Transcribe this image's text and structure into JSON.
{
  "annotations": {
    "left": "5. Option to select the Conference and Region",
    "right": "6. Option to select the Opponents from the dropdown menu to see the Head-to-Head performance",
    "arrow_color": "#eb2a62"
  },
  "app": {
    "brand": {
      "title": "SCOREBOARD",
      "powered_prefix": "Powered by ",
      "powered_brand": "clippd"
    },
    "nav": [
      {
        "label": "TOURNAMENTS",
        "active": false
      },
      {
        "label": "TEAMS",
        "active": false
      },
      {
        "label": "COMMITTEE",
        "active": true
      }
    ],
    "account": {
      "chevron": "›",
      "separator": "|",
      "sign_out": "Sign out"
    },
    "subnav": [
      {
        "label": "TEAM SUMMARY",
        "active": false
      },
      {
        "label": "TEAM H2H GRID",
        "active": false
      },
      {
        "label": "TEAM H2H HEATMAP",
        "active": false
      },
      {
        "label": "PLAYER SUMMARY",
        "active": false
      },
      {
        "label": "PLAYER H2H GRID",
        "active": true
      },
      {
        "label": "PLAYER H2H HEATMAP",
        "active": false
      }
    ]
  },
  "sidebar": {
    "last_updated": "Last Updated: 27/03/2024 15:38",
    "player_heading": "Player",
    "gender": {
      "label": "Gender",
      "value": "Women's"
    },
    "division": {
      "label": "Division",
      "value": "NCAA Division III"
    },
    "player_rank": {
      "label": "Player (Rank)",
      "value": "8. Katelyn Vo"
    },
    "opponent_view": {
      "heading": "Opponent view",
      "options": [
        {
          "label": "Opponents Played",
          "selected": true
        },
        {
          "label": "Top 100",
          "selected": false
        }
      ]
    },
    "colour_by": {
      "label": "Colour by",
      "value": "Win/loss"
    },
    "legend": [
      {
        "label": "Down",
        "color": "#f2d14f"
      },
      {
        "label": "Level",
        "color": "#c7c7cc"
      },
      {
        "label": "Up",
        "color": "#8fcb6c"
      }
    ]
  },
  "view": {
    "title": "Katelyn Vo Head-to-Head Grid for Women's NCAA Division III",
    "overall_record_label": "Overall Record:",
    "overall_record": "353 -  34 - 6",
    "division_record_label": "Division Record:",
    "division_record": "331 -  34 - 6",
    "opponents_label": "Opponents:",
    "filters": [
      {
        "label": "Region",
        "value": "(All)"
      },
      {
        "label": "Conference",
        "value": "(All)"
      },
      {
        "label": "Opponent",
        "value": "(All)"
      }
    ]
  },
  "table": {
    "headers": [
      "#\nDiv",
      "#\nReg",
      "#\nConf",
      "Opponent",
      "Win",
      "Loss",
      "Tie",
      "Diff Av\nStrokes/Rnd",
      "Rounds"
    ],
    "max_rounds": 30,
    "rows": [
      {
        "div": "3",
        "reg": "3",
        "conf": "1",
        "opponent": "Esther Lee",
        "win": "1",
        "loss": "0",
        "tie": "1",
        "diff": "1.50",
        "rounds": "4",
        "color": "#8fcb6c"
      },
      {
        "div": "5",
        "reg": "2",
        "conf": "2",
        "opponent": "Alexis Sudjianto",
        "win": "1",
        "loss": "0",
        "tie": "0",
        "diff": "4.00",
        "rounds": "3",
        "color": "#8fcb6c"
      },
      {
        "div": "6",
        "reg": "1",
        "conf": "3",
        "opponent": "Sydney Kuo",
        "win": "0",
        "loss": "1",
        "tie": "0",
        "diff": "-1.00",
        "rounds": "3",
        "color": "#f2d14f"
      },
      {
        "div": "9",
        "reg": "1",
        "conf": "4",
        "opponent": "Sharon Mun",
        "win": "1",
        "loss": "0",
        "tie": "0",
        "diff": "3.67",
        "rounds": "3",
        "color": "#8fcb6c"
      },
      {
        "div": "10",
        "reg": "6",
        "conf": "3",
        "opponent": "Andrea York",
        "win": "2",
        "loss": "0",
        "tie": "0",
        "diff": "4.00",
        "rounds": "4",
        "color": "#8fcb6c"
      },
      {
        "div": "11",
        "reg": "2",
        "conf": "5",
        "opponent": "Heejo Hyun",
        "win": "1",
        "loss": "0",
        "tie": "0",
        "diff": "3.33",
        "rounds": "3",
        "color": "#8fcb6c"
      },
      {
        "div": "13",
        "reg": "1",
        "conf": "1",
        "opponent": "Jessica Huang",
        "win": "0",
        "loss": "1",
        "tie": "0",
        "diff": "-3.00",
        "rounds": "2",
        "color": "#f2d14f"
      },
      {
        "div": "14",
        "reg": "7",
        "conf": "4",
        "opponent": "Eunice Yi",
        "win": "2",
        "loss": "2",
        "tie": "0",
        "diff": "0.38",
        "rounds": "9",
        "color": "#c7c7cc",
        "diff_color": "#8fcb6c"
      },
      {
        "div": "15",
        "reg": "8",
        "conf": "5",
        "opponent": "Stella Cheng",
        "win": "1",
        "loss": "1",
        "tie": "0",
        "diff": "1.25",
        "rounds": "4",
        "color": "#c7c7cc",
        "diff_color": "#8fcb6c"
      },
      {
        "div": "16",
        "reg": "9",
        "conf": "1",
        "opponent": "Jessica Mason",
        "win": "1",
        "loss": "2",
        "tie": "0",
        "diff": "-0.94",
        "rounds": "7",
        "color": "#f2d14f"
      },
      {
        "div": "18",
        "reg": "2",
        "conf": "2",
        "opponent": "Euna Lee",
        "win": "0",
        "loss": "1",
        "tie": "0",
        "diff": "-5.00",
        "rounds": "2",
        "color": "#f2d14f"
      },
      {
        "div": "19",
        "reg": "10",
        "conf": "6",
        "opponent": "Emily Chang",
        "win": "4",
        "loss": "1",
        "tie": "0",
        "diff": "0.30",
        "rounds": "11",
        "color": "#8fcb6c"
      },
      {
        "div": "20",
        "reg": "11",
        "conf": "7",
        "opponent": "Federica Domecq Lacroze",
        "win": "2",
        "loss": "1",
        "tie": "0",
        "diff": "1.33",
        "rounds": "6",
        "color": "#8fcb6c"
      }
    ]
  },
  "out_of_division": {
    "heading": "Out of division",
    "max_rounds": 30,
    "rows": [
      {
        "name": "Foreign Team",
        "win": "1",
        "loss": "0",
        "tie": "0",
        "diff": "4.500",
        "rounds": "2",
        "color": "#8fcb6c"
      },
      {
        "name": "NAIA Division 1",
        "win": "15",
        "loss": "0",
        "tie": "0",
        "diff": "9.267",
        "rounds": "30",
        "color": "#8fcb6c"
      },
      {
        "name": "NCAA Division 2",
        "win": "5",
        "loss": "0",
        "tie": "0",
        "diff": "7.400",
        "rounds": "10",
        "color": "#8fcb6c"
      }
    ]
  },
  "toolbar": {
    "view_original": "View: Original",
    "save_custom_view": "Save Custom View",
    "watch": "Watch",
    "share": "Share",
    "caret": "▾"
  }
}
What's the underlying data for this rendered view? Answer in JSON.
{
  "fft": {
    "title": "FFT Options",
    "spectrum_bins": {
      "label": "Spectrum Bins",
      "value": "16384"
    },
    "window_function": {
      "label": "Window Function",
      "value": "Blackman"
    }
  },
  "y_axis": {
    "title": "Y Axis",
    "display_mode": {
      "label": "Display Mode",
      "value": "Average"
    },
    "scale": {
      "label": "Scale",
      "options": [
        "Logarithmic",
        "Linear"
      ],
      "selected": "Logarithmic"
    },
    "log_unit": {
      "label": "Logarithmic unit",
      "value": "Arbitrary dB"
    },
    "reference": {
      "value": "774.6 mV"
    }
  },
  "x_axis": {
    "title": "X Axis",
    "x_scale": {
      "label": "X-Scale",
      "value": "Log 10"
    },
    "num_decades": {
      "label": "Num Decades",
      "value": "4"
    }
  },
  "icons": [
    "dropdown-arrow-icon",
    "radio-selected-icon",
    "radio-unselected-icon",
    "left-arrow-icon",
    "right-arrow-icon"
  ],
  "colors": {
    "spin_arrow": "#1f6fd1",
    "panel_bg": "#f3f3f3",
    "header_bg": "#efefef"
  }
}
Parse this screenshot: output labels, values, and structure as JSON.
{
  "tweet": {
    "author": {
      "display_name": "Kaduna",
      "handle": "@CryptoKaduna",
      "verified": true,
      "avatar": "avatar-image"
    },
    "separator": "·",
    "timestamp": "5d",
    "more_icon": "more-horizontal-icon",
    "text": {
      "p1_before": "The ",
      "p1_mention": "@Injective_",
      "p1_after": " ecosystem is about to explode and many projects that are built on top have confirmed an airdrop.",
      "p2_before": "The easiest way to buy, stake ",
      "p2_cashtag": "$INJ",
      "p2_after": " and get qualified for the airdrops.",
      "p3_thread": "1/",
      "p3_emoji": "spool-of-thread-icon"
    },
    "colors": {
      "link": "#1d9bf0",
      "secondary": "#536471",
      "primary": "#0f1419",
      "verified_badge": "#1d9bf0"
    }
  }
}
◆ ◆ ◆
> PROBLEM:
Each line above that includes "radio" should be shown.

> TASK OUTPUT:
    "radio-selected-icon",
    "radio-unselected-icon",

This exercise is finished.